Directive –
Write out, unchanged, the lines starting at the one that contains "spreadsheet-grid: A B" and ending at the one that contains "cell-A7[interactable] [47,527,207,601]", with both of those lines included.

Page element notes

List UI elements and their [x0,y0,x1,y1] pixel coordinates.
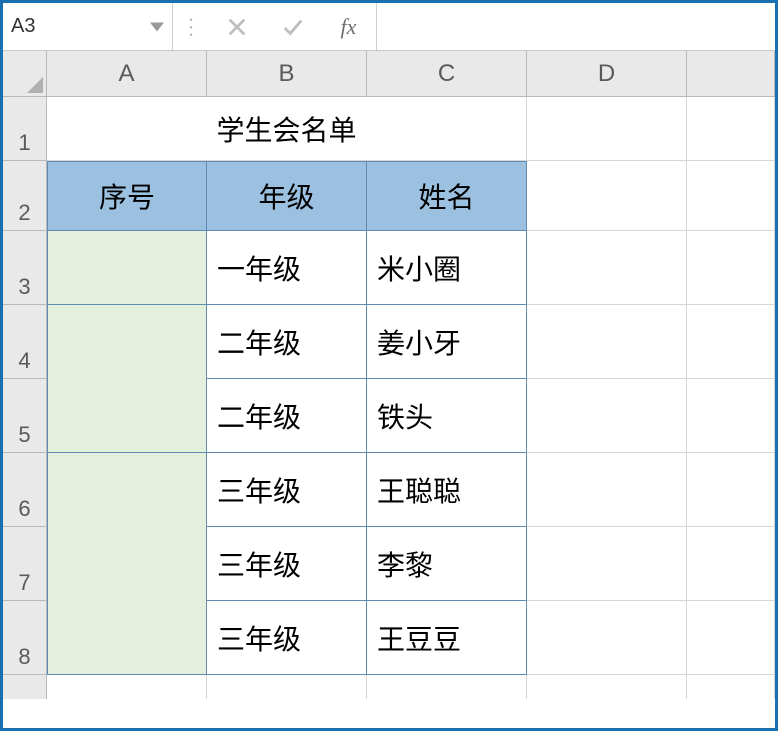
spreadsheet-grid: A B C D 1 学生会名单 2 序号 年级 姓名 3 一年级 [3,51,775,699]
column-header-blank[interactable] [687,51,775,97]
formula-input[interactable] [377,3,775,50]
column-header-C[interactable]: C [367,51,527,97]
cell-C9[interactable] [367,675,527,699]
check-icon [282,16,304,38]
row-header-7[interactable]: 7 [3,527,47,601]
grid-rows: 1 学生会名单 2 序号 年级 姓名 3 一年级 米小圈 4 [3,97,775,699]
cell-C8[interactable]: 王豆豆 [367,601,527,675]
table-row: 2 序号 年级 姓名 [3,161,775,231]
column-header-B[interactable]: B [207,51,367,97]
cell-E6[interactable] [687,453,775,527]
header-seq[interactable]: 序号 [47,161,207,231]
cell-C4[interactable]: 姜小牙 [367,305,527,379]
row-header-2[interactable]: 2 [3,161,47,231]
cell-D4[interactable] [527,305,687,379]
cell-B7[interactable]: 三年级 [207,527,367,601]
cell-A6[interactable] [47,453,207,527]
cell-B3[interactable]: 一年级 [207,231,367,305]
cell-A7[interactable] [47,527,207,601]
cell-C6[interactable]: 王聪聪 [367,453,527,527]
table-row: 7 三年级 李黎 [3,527,775,601]
enter-formula-button[interactable] [265,3,321,50]
name-box-dropdown-icon[interactable] [150,22,164,31]
cell-value: 铁头 [377,396,433,436]
cell-D6[interactable] [527,453,687,527]
cell-D2[interactable] [527,161,687,231]
row-header-4[interactable]: 4 [3,305,47,379]
header-grade-label: 年级 [258,176,314,216]
cell-value: 王豆豆 [377,618,461,658]
cell-D9[interactable] [527,675,687,699]
header-name[interactable]: 姓名 [367,161,527,231]
x-icon [226,16,248,38]
row-header-9[interactable] [3,675,47,699]
cell-D3[interactable] [527,231,687,305]
name-box-value: A3 [11,15,35,38]
fx-icon: fx [341,14,357,40]
cell-A8[interactable] [47,601,207,675]
cell-A9[interactable] [47,675,207,699]
cell-E1[interactable] [687,97,775,161]
cell-value: 姜小牙 [377,322,461,362]
cell-B9[interactable] [207,675,367,699]
row-header-3[interactable]: 3 [3,231,47,305]
cancel-formula-button[interactable] [209,3,265,50]
row-header-1[interactable]: 1 [3,97,47,161]
cell-D1[interactable] [527,97,687,161]
cell-value: 米小圈 [377,248,461,288]
cell-value: 三年级 [217,544,301,584]
row-header-8[interactable]: 8 [3,601,47,675]
cell-D7[interactable] [527,527,687,601]
cell-E7[interactable] [687,527,775,601]
cell-value: 二年级 [217,322,301,362]
header-seq-label: 序号 [99,176,155,216]
cell-A5[interactable] [47,379,207,453]
cell-E9[interactable] [687,675,775,699]
cell-D8[interactable] [527,601,687,675]
cell-B5[interactable]: 二年级 [207,379,367,453]
name-box[interactable]: A3 [3,3,173,50]
cell-value: 三年级 [217,470,301,510]
cell-C7[interactable]: 李黎 [367,527,527,601]
formula-bar: A3 ⋮ fx [3,3,775,51]
header-grade[interactable]: 年级 [207,161,367,231]
cell-A4[interactable] [47,305,207,379]
cell-value: 一年级 [217,248,301,288]
cell-E2[interactable] [687,161,775,231]
cell-C5[interactable]: 铁头 [367,379,527,453]
cell-value: 三年级 [217,618,301,658]
column-header-D[interactable]: D [527,51,687,97]
select-all-button[interactable] [3,51,47,97]
table-row: 4 二年级 姜小牙 [3,305,775,379]
column-header-row: A B C D [3,51,775,97]
column-header-A[interactable]: A [47,51,207,97]
cell-E5[interactable] [687,379,775,453]
cell-D5[interactable] [527,379,687,453]
cell-A3[interactable] [47,231,207,305]
cell-value: 二年级 [217,396,301,436]
header-name-label: 姓名 [418,176,474,216]
cell-value: 李黎 [377,544,433,584]
cell-B6[interactable]: 三年级 [207,453,367,527]
table-title: 学生会名单 [216,109,356,149]
table-row: 1 学生会名单 [3,97,775,161]
row-header-6[interactable]: 6 [3,453,47,527]
table-row: 5 二年级 铁头 [3,379,775,453]
table-row: 6 三年级 王聪聪 [3,453,775,527]
table-row: 8 三年级 王豆豆 [3,601,775,675]
title-cell[interactable]: 学生会名单 [47,97,527,161]
cell-value: 王聪聪 [377,470,461,510]
cell-E4[interactable] [687,305,775,379]
cell-B4[interactable]: 二年级 [207,305,367,379]
cell-E8[interactable] [687,601,775,675]
insert-function-button[interactable]: fx [321,3,377,50]
row-header-5[interactable]: 5 [3,379,47,453]
cell-E3[interactable] [687,231,775,305]
formula-bar-grip-icon: ⋮ [173,3,209,50]
cell-C3[interactable]: 米小圈 [367,231,527,305]
table-row [3,675,775,699]
cell-B8[interactable]: 三年级 [207,601,367,675]
table-row: 3 一年级 米小圈 [3,231,775,305]
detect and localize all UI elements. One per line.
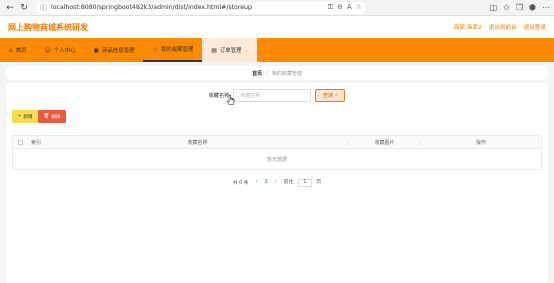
search-button-label: 查询	[322, 93, 334, 99]
collections-icon[interactable]: ❐	[516, 3, 523, 12]
trash-icon: 🗑	[43, 114, 50, 119]
delete-button[interactable]: 🗑 删除	[38, 110, 66, 123]
table-empty-text: 暂无数据	[266, 156, 287, 163]
add-button[interactable]: + 新增	[12, 110, 38, 123]
refresh-icon[interactable]: ↻	[18, 2, 30, 14]
breadcrumb-home[interactable]: 首页	[252, 70, 262, 77]
breadcrumb-current: 我的收藏管理	[271, 70, 302, 77]
search-button[interactable]: 查询 ⌕	[315, 89, 346, 102]
browser-toolbar: ← ↻ ⓘ localhost:8080/springboot482k3/adm…	[0, 0, 554, 16]
star-icon: ☆	[152, 45, 158, 53]
address-bar[interactable]: ⓘ localhost:8080/springboot482k3/admin/d…	[36, 1, 366, 14]
more-icon[interactable]: ⋯	[542, 3, 550, 12]
favorites-table: 索引 收藏名称 收藏图片 操作 暂无数据	[12, 135, 542, 170]
app-header: 网上购物商城系统研发 商家 商家2 退出到前台 退出登录	[0, 16, 554, 38]
main-content: 首页 / 我的收藏管理 收藏名称 收藏名称 查询 ⌕ + 新增 🗑 删除 索引 …	[0, 62, 554, 283]
select-all-checkbox[interactable]	[17, 139, 23, 145]
plus-icon: +	[17, 114, 22, 119]
pagination: 共 0 条 ‹ 1 › 前往 1 页	[6, 178, 548, 187]
back-icon[interactable]: ←	[4, 2, 16, 14]
nav-item-goods[interactable]: ▣ 商品信息管理	[84, 38, 143, 62]
goods-icon: ▣	[93, 46, 100, 54]
order-icon: ▤	[211, 46, 217, 54]
chevron-down-icon: ⌄	[244, 47, 248, 53]
split-screen-icon[interactable]: ◫	[490, 3, 498, 12]
mouse-cursor-icon	[226, 94, 235, 105]
nav-item-label: 我的收藏管理	[160, 47, 194, 53]
nav-item-profile[interactable]: ☺ 个人中心	[36, 38, 85, 62]
column-header-image: 收藏图片	[349, 138, 421, 146]
pagination-current-page[interactable]: 1	[264, 180, 267, 185]
table-header: 索引 收藏名称 收藏图片 操作	[13, 136, 541, 149]
extension-icon[interactable]: ⬢	[529, 3, 536, 12]
nav-item-label: 商品信息管理	[102, 48, 135, 54]
nav-item-label: 首页	[15, 48, 27, 54]
content-panel: 收藏名称 收藏名称 查询 ⌕ + 新增 🗑 删除 索引 收藏名称 收藏图片 操作…	[6, 83, 548, 283]
pagination-total: 共 0 条	[232, 180, 249, 186]
goto-prefix: 前往	[283, 180, 294, 185]
action-bar: + 新增 🗑 删除	[12, 110, 548, 123]
search-input[interactable]: 收藏名称	[233, 89, 312, 102]
user-icon: ☺	[44, 46, 51, 54]
nav-item-label: 个人中心	[53, 48, 76, 54]
home-icon: ⌂	[9, 46, 13, 54]
goto-suffix: 页	[316, 180, 322, 185]
breadcrumb: 首页 / 我的收藏管理	[6, 66, 548, 80]
frontend-link[interactable]: 退出到前台	[489, 23, 517, 31]
read-aloud-icon[interactable]: A	[347, 3, 352, 12]
column-header-name: 收藏名称	[47, 138, 349, 146]
favorites-icon[interactable]: ✩	[503, 3, 510, 12]
user-link[interactable]: 商家 商家2	[454, 23, 482, 31]
zoom-icon[interactable]: ⊖	[337, 3, 343, 12]
logout-link[interactable]: 退出登录	[524, 23, 546, 31]
delete-button-label: 删除	[51, 114, 61, 120]
breadcrumb-separator: /	[266, 70, 268, 76]
goto-page-input[interactable]: 1	[297, 178, 312, 187]
nav-item-home[interactable]: ⌂ 首页	[0, 38, 36, 62]
nav-item-orders[interactable]: ▤ 订单管理 ⌄	[202, 38, 257, 62]
nav-item-favorites[interactable]: ☆ 我的收藏管理	[143, 38, 203, 62]
pagination-goto: 前往 1 页	[284, 178, 321, 187]
search-form: 收藏名称 收藏名称 查询 ⌕	[6, 89, 548, 102]
next-page-icon[interactable]: ›	[275, 180, 277, 185]
key-icon[interactable]: ⚿	[328, 3, 333, 12]
search-icon: ⌕	[335, 92, 339, 98]
info-icon[interactable]: ⓘ	[40, 3, 47, 13]
add-button-label: 新增	[23, 114, 33, 120]
site-title: 网上购物商城系统研发	[8, 22, 88, 32]
nav-item-label: 订单管理	[219, 48, 242, 54]
prev-page-icon[interactable]: ‹	[256, 180, 258, 185]
top-nav: ⌂ 首页 ☺ 个人中心 ▣ 商品信息管理 ☆ 我的收藏管理 ▤ 订单管理 ⌄	[0, 38, 554, 105]
column-header-index: 索引	[31, 139, 42, 146]
column-header-actions: 操作	[475, 139, 486, 146]
favorite-icon[interactable]: ☆	[356, 3, 362, 12]
url-text: localhost:8080/springboot482k3/admin/dis…	[51, 4, 252, 11]
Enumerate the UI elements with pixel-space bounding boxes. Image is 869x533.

The reply –
spreadsheet-grid: A B C D 1 学生会名单 2 序号 年级 姓名 3 一年级 [3,51,775,699]
column-header-blank[interactable] [687,51,775,97]
formula-input[interactable] [377,3,775,50]
column-header-C[interactable]: C [367,51,527,97]
cell-C9[interactable] [367,675,527,699]
check-icon [282,16,304,38]
row-header-7[interactable]: 7 [3,527,47,601]
grid-rows: 1 学生会名单 2 序号 年级 姓名 3 一年级 米小圈 4 [3,97,775,699]
cell-C8[interactable]: 王豆豆 [367,601,527,675]
table-row: 2 序号 年级 姓名 [3,161,775,231]
column-header-B[interactable]: B [207,51,367,97]
cell-E6[interactable] [687,453,775,527]
header-seq[interactable]: 序号 [47,161,207,231]
cell-C4[interactable]: 姜小牙 [367,305,527,379]
row-header-2[interactable]: 2 [3,161,47,231]
cell-D4[interactable] [527,305,687,379]
cell-B7[interactable]: 三年级 [207,527,367,601]
cell-A6[interactable] [47,453,207,527]
cell-B3[interactable]: 一年级 [207,231,367,305]
cell-A7[interactable] [47,527,207,601]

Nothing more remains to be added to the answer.